>> Begin

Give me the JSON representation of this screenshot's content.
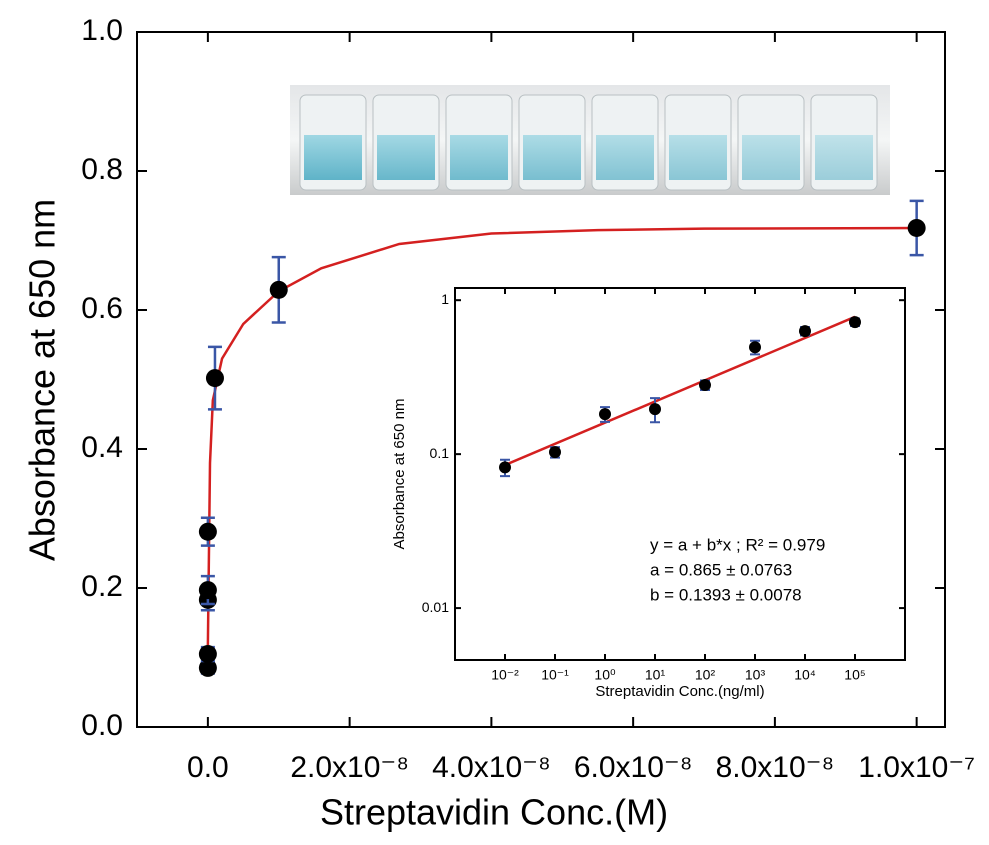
{
  "chart_data": [
    {
      "type": "scatter",
      "xlabel": "Streptavidin Conc.(M)",
      "ylabel": "Absorbance at 650 nm",
      "x": [
        0,
        0,
        0,
        0,
        0,
        1e-09,
        1e-08,
        1e-07
      ],
      "values": [
        0.085,
        0.105,
        0.183,
        0.197,
        0.281,
        0.502,
        0.629,
        0.718
      ],
      "errors": [
        0.008,
        0.01,
        0.015,
        0.02,
        0.02,
        0.045,
        0.047,
        0.039
      ],
      "color": "#000000",
      "error_color": "#3a56a6",
      "fit": {
        "x": [
          0,
          3e-10,
          7e-10,
          2e-09,
          5e-09,
          1e-08,
          1.6e-08,
          2.7e-08,
          4e-08,
          5.5e-08,
          7e-08,
          1e-07
        ],
        "values": [
          0.118,
          0.38,
          0.47,
          0.53,
          0.58,
          0.627,
          0.66,
          0.695,
          0.71,
          0.715,
          0.717,
          0.718
        ],
        "color": "#d42020"
      },
      "xlim": [
        -1e-08,
        1.04e-07
      ],
      "ylim": [
        0,
        1
      ],
      "xticks": [
        {
          "value": 0,
          "label": "0.0"
        },
        {
          "value": 2e-08,
          "label": "2.0x10⁻⁸"
        },
        {
          "value": 4e-08,
          "label": "4.0x10⁻⁸"
        },
        {
          "value": 6e-08,
          "label": "6.0x10⁻⁸"
        },
        {
          "value": 8e-08,
          "label": "8.0x10⁻⁸"
        },
        {
          "value": 1e-07,
          "label": "1.0x10⁻⁷"
        }
      ],
      "yticks": [
        {
          "value": 0,
          "label": "0.0"
        },
        0.2,
        0.4,
        0.6,
        0.8,
        {
          "value": 1,
          "label": "1.0"
        }
      ]
    },
    {
      "type": "scatter",
      "xlabel": "Streptavidin Conc.(ng/ml)",
      "ylabel": "Absorbance at 650 nm",
      "x_scale": "log",
      "y_scale": "log",
      "x": [
        0.01,
        0.1,
        1,
        10,
        100,
        1000,
        10000,
        100000
      ],
      "values": [
        0.082,
        0.103,
        0.182,
        0.196,
        0.281,
        0.495,
        0.63,
        0.72
      ],
      "errors": [
        0.01,
        0.008,
        0.02,
        0.035,
        0.02,
        0.05,
        0.04,
        0.04
      ],
      "color": "#000000",
      "error_color": "#3a56a6",
      "fit": {
        "x": [
          0.01,
          100000
        ],
        "values": [
          0.085,
          0.78
        ],
        "color": "#d42020"
      },
      "xlim": [
        0.001,
        1000000
      ],
      "ylim": [
        0.0046,
        1.2
      ],
      "xticks": [
        {
          "value": 0.01,
          "label": "10⁻²"
        },
        {
          "value": 0.1,
          "label": "10⁻¹"
        },
        {
          "value": 1,
          "label": "10⁰"
        },
        {
          "value": 10,
          "label": "10¹"
        },
        {
          "value": 100,
          "label": "10²"
        },
        {
          "value": 1000,
          "label": "10³"
        },
        {
          "value": 10000,
          "label": "10⁴"
        },
        {
          "value": 100000,
          "label": "10⁵"
        }
      ],
      "yticks": [
        0.01,
        0.1,
        1
      ],
      "annotations": [
        "y = a + b*x ; R² = 0.979",
        "a = 0.865  ± 0.0763",
        "b = 0.1393  ± 0.0078"
      ]
    }
  ]
}
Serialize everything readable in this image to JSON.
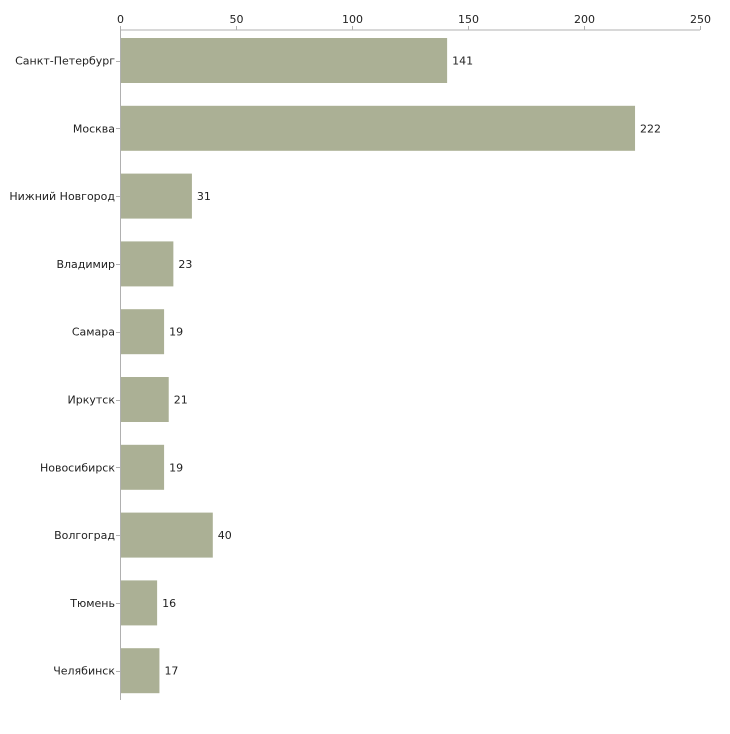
{
  "chart_data": {
    "type": "bar",
    "orientation": "horizontal",
    "categories": [
      "Санкт-Петербург",
      "Москва",
      "Нижний Новгород",
      "Владимир",
      "Самара",
      "Иркутск",
      "Новосибирск",
      "Волгоград",
      "Тюмень",
      "Челябинск"
    ],
    "values": [
      141,
      222,
      31,
      23,
      19,
      21,
      19,
      40,
      16,
      17
    ],
    "data_labels": [
      "141",
      "222",
      "31",
      "23",
      "19",
      "21",
      "19",
      "40",
      "16",
      "17"
    ],
    "xlim": [
      0,
      250
    ],
    "x_ticks": [
      0,
      50,
      100,
      150,
      200,
      250
    ],
    "x_tick_labels": [
      "0",
      "50",
      "100",
      "150",
      "200",
      "250"
    ],
    "title": "",
    "xlabel": "",
    "ylabel": "",
    "grid": false,
    "bar_color": "#abb095",
    "axis_color": "#b0b0b0"
  }
}
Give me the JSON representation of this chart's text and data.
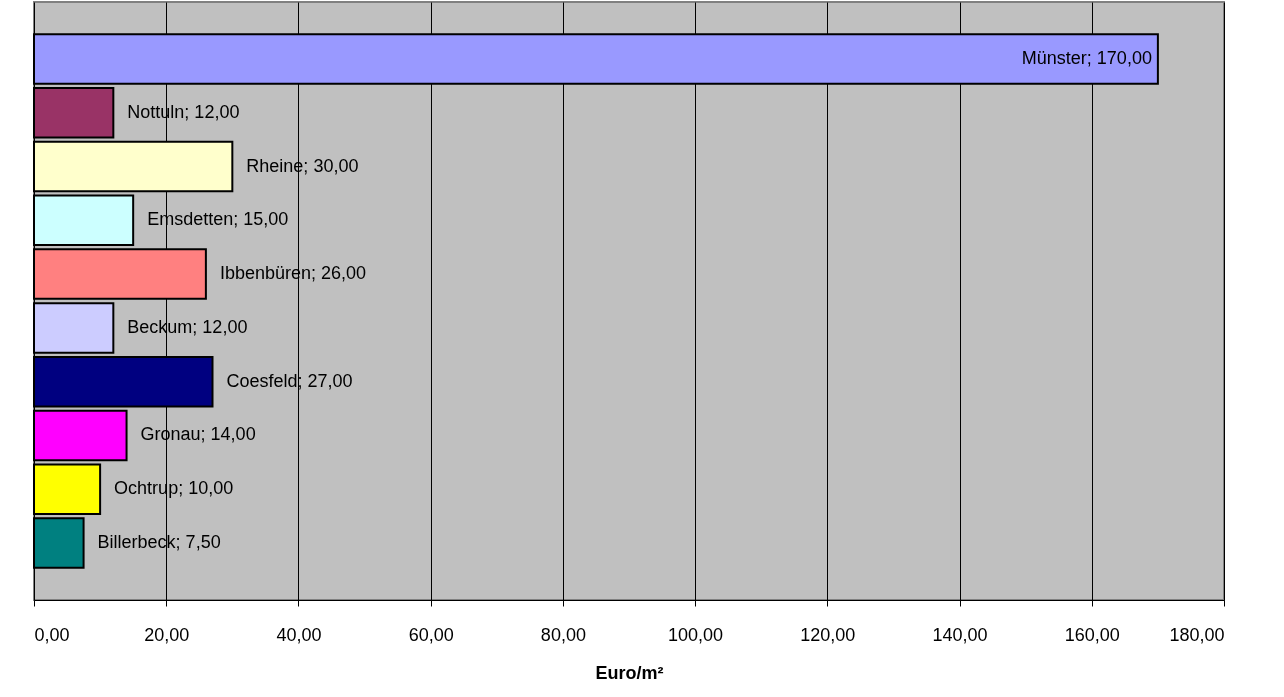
{
  "chart_data": {
    "type": "bar",
    "orientation": "horizontal",
    "categories": [
      null,
      null,
      null,
      null,
      null,
      null,
      null,
      null,
      null,
      null
    ],
    "values": [
      170,
      12,
      30,
      15,
      26,
      12,
      27,
      14,
      10,
      7.5
    ],
    "colors": [
      "#9999ff",
      "#993366",
      "#ffffcc",
      "#ccffff",
      "#ff8080",
      "#ccccff",
      "#000080",
      "#ff00ff",
      "#ffff00",
      "#008080"
    ],
    "value_labels": [
      "Münster; 170,00",
      "Nottuln; 12,00",
      "Rheine; 30,00",
      "Emsdetten; 15,00",
      "Ibbenbüren; 26,00",
      "Beckum; 12,00",
      "Coesfeld; 27,00",
      "Gronau; 14,00",
      "Ochtrup; 10,00",
      "Billerbeck; 7,50"
    ],
    "xlabel": "Euro/m²",
    "xlim": [
      0,
      180
    ],
    "xticks": [
      {
        "value": 0,
        "label": "0,00"
      },
      {
        "value": 20,
        "label": "20,00"
      },
      {
        "value": 40,
        "label": "40,00"
      },
      {
        "value": 60,
        "label": "60,00"
      },
      {
        "value": 80,
        "label": "80,00"
      },
      {
        "value": 100,
        "label": "100,00"
      },
      {
        "value": 120,
        "label": "120,00"
      },
      {
        "value": 140,
        "label": "140,00"
      },
      {
        "value": 160,
        "label": "160,00"
      },
      {
        "value": 180,
        "label": "180,00"
      }
    ],
    "grid": "x",
    "tick_labels": "x"
  }
}
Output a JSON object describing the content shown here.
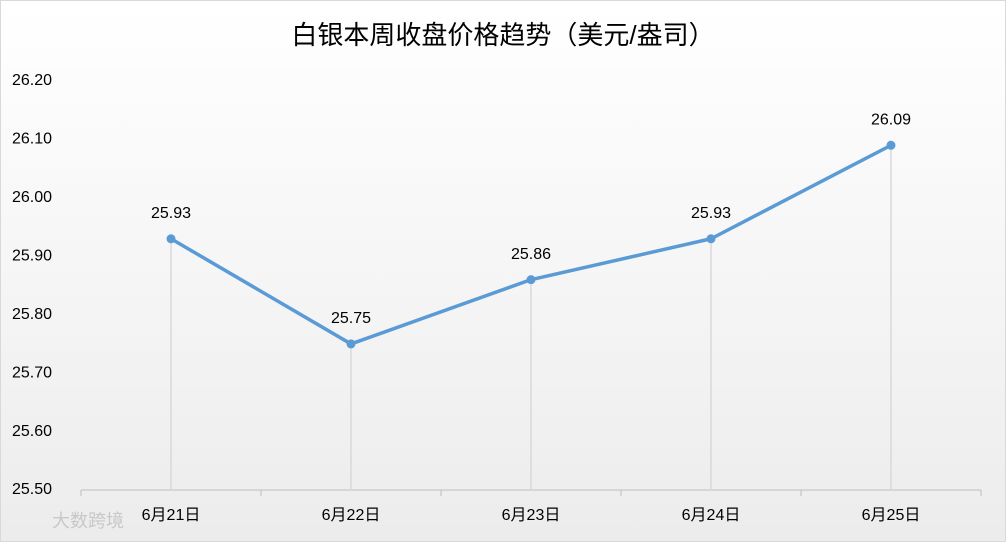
{
  "chart_data": {
    "type": "line",
    "title": "白银本周收盘价格趋势（美元/盎司）",
    "categories": [
      "6月21日",
      "6月22日",
      "6月23日",
      "6月24日",
      "6月25日"
    ],
    "values": [
      25.93,
      25.75,
      25.86,
      25.93,
      26.09
    ],
    "color": "#5b9bd5",
    "ylim": [
      25.5,
      26.2
    ],
    "yticks": [
      {
        "value": 25.5,
        "label": "25.50"
      },
      {
        "value": 25.6,
        "label": "25.60"
      },
      {
        "value": 25.7,
        "label": "25.70"
      },
      {
        "value": 25.8,
        "label": "25.80"
      },
      {
        "value": 25.9,
        "label": "25.90"
      },
      {
        "value": 26.0,
        "label": "26.00"
      },
      {
        "value": 26.1,
        "label": "26.10"
      },
      {
        "value": 26.2,
        "label": "26.20"
      }
    ],
    "drop_lines": true,
    "watermark": "大数跨境"
  }
}
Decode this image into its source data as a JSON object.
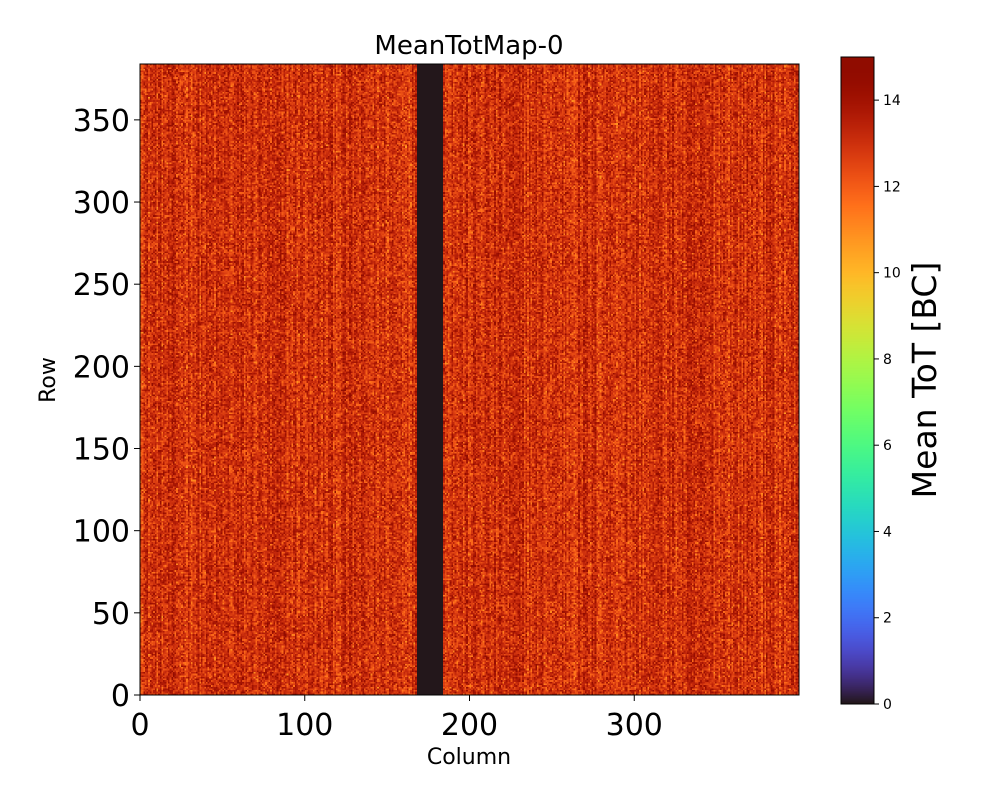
{
  "chart_data": {
    "type": "heatmap",
    "title": "MeanTotMap-0",
    "xlabel": "Column",
    "ylabel": "Row",
    "xlim": [
      0,
      400
    ],
    "ylim": [
      0,
      384
    ],
    "x_ticks": [
      0,
      100,
      200,
      300
    ],
    "y_ticks": [
      0,
      50,
      100,
      150,
      200,
      250,
      300,
      350
    ],
    "x_tick_labels": [
      "0",
      "100",
      "200",
      "300"
    ],
    "y_tick_labels": [
      "0",
      "50",
      "100",
      "150",
      "200",
      "250",
      "300",
      "350"
    ],
    "colorbar": {
      "label": "Mean ToT [BC]",
      "range": [
        0,
        15
      ],
      "ticks": [
        0,
        2,
        4,
        6,
        8,
        10,
        12,
        14
      ],
      "tick_labels": [
        "0",
        "2",
        "4",
        "6",
        "8",
        "10",
        "12",
        "14"
      ],
      "colormap": "turbo"
    },
    "typical_value_range": [
      11,
      15
    ],
    "dead_column_range": [
      168,
      184
    ],
    "dead_column_value": 0
  }
}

>> End

Set down nothing but the lines from the one containing "Decode this image" to the final line above, both included, with every picture left out.

### Solution for this problem
Decode this image into its source data as a JSON object.
{
  "chart_data": {
    "type": "heatmap",
    "title": "MeanTotMap-0",
    "xlabel": "Column",
    "ylabel": "Row",
    "xlim": [
      0,
      400
    ],
    "ylim": [
      0,
      384
    ],
    "x_ticks": [
      0,
      100,
      200,
      300
    ],
    "y_ticks": [
      0,
      50,
      100,
      150,
      200,
      250,
      300,
      350
    ],
    "x_tick_labels": [
      "0",
      "100",
      "200",
      "300"
    ],
    "y_tick_labels": [
      "0",
      "50",
      "100",
      "150",
      "200",
      "250",
      "300",
      "350"
    ],
    "colorbar": {
      "label": "Mean ToT [BC]",
      "range": [
        0,
        15
      ],
      "ticks": [
        0,
        2,
        4,
        6,
        8,
        10,
        12,
        14
      ],
      "tick_labels": [
        "0",
        "2",
        "4",
        "6",
        "8",
        "10",
        "12",
        "14"
      ],
      "colormap": "turbo"
    },
    "typical_value_range": [
      11,
      15
    ],
    "dead_column_range": [
      168,
      184
    ],
    "dead_column_value": 0
  }
}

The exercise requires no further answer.